* [Activities]:
1 - According to the TensorFlow article, what share of respondents used PyTorch in the most recent O'Reilly survey?
2 - Return the passage of the TensorFlow article from "TensorFlow deepens its" up to and including "language processing) models.", copied word for word.

* [Page excerpt]:

TensorFlow deepens its advantages in the AI modeling wars


TensorFlow remains the dominant AI modeling framework. Most AI (artificial intelligence) developers continue to use it as their primary open source tool or alongside PyTorch, in which they develop most of their ML (machine learning), deep learning, and NLP (natural language processing) models.

In the most recent O’Reilly survey on AI adoption in the enterprise, more than half of the responding data scientists cited TensorFlow as their primary tool. This finding is making me rethink my speculation, published just last month, that TensorFlow’s dominance among working data scientists may be waning. Neverthless, PyTorch remains a strong second choice, having expanded its usage in the O’Reilly study to more than 36 percent of respondents, up from 29 percent in the previous year’s survey.

* [Dataset records]:

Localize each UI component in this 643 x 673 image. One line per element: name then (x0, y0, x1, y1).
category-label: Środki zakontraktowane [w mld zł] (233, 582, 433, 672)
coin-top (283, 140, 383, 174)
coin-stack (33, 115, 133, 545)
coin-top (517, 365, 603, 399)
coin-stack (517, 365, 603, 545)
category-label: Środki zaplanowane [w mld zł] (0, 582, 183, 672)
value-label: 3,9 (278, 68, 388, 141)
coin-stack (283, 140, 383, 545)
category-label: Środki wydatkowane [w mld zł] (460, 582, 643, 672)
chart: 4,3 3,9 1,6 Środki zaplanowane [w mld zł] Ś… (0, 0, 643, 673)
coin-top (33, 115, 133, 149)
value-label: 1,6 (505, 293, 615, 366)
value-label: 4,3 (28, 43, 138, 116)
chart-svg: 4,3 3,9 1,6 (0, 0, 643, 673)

* [Response list]:
1 - More than 36 percent.

2 -
TensorFlow deepens its advantages in the AI modeling wars


TensorFlow remains the dominant AI modeling framework. Most AI (artificial intelligence) developers continue to use it as their primary open source tool or alongside PyTorch, in which they develop most of their ML (machine learning), deep learning, and NLP (natural language processing) models.